━━━ MATERIAL SUPPLIED

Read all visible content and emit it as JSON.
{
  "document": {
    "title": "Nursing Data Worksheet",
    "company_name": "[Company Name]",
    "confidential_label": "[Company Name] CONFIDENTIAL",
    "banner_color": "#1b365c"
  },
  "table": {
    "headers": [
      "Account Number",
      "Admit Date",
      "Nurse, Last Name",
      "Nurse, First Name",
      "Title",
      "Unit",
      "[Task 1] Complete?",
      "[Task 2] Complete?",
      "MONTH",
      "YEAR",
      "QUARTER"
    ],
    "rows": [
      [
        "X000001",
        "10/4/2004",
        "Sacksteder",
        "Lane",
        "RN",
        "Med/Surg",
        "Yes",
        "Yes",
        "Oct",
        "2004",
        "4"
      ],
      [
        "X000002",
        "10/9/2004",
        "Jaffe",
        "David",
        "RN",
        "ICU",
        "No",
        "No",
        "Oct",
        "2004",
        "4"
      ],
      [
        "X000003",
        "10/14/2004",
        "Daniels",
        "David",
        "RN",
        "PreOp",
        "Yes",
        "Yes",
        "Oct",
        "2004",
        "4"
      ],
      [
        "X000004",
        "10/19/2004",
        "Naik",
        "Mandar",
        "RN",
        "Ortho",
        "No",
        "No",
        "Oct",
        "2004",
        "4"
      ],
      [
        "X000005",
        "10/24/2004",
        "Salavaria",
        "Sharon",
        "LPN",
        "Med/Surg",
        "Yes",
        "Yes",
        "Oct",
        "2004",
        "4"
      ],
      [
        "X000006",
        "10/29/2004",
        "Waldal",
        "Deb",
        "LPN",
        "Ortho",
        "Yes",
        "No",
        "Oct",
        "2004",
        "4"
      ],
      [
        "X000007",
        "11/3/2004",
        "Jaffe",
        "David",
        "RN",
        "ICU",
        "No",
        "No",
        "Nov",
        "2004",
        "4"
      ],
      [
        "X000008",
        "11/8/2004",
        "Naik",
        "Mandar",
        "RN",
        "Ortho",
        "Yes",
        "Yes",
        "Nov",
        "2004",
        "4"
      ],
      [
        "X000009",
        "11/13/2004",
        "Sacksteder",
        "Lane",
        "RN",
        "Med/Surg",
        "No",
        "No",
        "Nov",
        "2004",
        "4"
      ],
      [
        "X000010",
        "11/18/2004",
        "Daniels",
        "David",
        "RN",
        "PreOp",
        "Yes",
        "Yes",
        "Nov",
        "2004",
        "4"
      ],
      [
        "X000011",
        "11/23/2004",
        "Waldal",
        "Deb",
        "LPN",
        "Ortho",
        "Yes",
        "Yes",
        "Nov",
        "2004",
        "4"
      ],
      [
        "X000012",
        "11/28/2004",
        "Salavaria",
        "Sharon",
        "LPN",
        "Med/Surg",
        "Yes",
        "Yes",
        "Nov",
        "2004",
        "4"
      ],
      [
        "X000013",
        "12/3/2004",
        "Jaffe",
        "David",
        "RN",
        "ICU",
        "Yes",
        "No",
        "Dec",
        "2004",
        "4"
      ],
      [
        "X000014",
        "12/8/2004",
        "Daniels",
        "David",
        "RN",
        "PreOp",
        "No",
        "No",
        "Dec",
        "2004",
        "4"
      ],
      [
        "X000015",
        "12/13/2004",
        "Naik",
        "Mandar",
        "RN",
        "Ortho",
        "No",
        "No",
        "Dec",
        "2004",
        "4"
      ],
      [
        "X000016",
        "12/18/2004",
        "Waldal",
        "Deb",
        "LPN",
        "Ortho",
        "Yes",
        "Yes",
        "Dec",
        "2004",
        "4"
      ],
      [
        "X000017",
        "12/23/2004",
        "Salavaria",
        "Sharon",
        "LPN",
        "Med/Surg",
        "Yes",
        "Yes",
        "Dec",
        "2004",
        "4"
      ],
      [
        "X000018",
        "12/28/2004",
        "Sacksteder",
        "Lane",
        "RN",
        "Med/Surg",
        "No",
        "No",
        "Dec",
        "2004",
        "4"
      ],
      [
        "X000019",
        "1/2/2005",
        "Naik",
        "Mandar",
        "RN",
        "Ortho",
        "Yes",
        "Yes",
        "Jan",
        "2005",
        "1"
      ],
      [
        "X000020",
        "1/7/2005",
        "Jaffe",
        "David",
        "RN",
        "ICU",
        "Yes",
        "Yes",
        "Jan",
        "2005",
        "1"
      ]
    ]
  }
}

━━━━━━

## YOUR GOAL
Please output the entire listing exactly as it stands.

## EXERCISE OUTPUT
Read all visible content and emit it as JSON.
{
  "document": {
    "title": "Nursing Data Worksheet",
    "company_name": "[Company Name]",
    "confidential_label": "[Company Name] CONFIDENTIAL",
    "banner_color": "#1b365c"
  },
  "table": {
    "headers": [
      "Account Number",
      "Admit Date",
      "Nurse, Last Name",
      "Nurse, First Name",
      "Title",
      "Unit",
      "[Task 1] Complete?",
      "[Task 2] Complete?",
      "MONTH",
      "YEAR",
      "QUARTER"
    ],
    "rows": [
      [
        "X000001",
        "10/4/2004",
        "Sacksteder",
        "Lane",
        "RN",
        "Med/Surg",
        "Yes",
        "Yes",
        "Oct",
        "2004",
        "4"
      ],
      [
        "X000002",
        "10/9/2004",
        "Jaffe",
        "David",
        "RN",
        "ICU",
        "No",
        "No",
        "Oct",
        "2004",
        "4"
      ],
      [
        "X000003",
        "10/14/2004",
        "Daniels",
        "David",
        "RN",
        "PreOp",
        "Yes",
        "Yes",
        "Oct",
        "2004",
        "4"
      ],
      [
        "X000004",
        "10/19/2004",
        "Naik",
        "Mandar",
        "RN",
        "Ortho",
        "No",
        "No",
        "Oct",
        "2004",
        "4"
      ],
      [
        "X000005",
        "10/24/2004",
        "Salavaria",
        "Sharon",
        "LPN",
        "Med/Surg",
        "Yes",
        "Yes",
        "Oct",
        "2004",
        "4"
      ],
      [
        "X000006",
        "10/29/2004",
        "Waldal",
        "Deb",
        "LPN",
        "Ortho",
        "Yes",
        "No",
        "Oct",
        "2004",
        "4"
      ],
      [
        "X000007",
        "11/3/2004",
        "Jaffe",
        "David",
        "RN",
        "ICU",
        "No",
        "No",
        "Nov",
        "2004",
        "4"
      ],
      [
        "X000008",
        "11/8/2004",
        "Naik",
        "Mandar",
        "RN",
        "Ortho",
        "Yes",
        "Yes",
        "Nov",
        "2004",
        "4"
      ],
      [
        "X000009",
        "11/13/2004",
        "Sacksteder",
        "Lane",
        "RN",
        "Med/Surg",
        "No",
        "No",
        "Nov",
        "2004",
        "4"
      ],
      [
        "X000010",
        "11/18/2004",
        "Daniels",
        "David",
        "RN",
        "PreOp",
        "Yes",
        "Yes",
        "Nov",
        "2004",
        "4"
      ],
      [
        "X000011",
        "11/23/2004",
        "Waldal",
        "Deb",
        "LPN",
        "Ortho",
        "Yes",
        "Yes",
        "Nov",
        "2004",
        "4"
      ],
      [
        "X000012",
        "11/28/2004",
        "Salavaria",
        "Sharon",
        "LPN",
        "Med/Surg",
        "Yes",
        "Yes",
        "Nov",
        "2004",
        "4"
      ],
      [
        "X000013",
        "12/3/2004",
        "Jaffe",
        "David",
        "RN",
        "ICU",
        "Yes",
        "No",
        "Dec",
        "2004",
        "4"
      ],
      [
        "X000014",
        "12/8/2004",
        "Daniels",
        "David",
        "RN",
        "PreOp",
        "No",
        "No",
        "Dec",
        "2004",
        "4"
      ],
      [
        "X000015",
        "12/13/2004",
        "Naik",
        "Mandar",
        "RN",
        "Ortho",
        "No",
        "No",
        "Dec",
        "2004",
        "4"
      ],
      [
        "X000016",
        "12/18/2004",
        "Waldal",
        "Deb",
        "LPN",
        "Ortho",
        "Yes",
        "Yes",
        "Dec",
        "2004",
        "4"
      ],
      [
        "X000017",
        "12/23/2004",
        "Salavaria",
        "Sharon",
        "LPN",
        "Med/Surg",
        "Yes",
        "Yes",
        "Dec",
        "2004",
        "4"
      ],
      [
        "X000018",
        "12/28/2004",
        "Sacksteder",
        "Lane",
        "RN",
        "Med/Surg",
        "No",
        "No",
        "Dec",
        "2004",
        "4"
      ],
      [
        "X000019",
        "1/2/2005",
        "Naik",
        "Mandar",
        "RN",
        "Ortho",
        "Yes",
        "Yes",
        "Jan",
        "2005",
        "1"
      ],
      [
        "X000020",
        "1/7/2005",
        "Jaffe",
        "David",
        "RN",
        "ICU",
        "Yes",
        "Yes",
        "Jan",
        "2005",
        "1"
      ]
    ]
  }
}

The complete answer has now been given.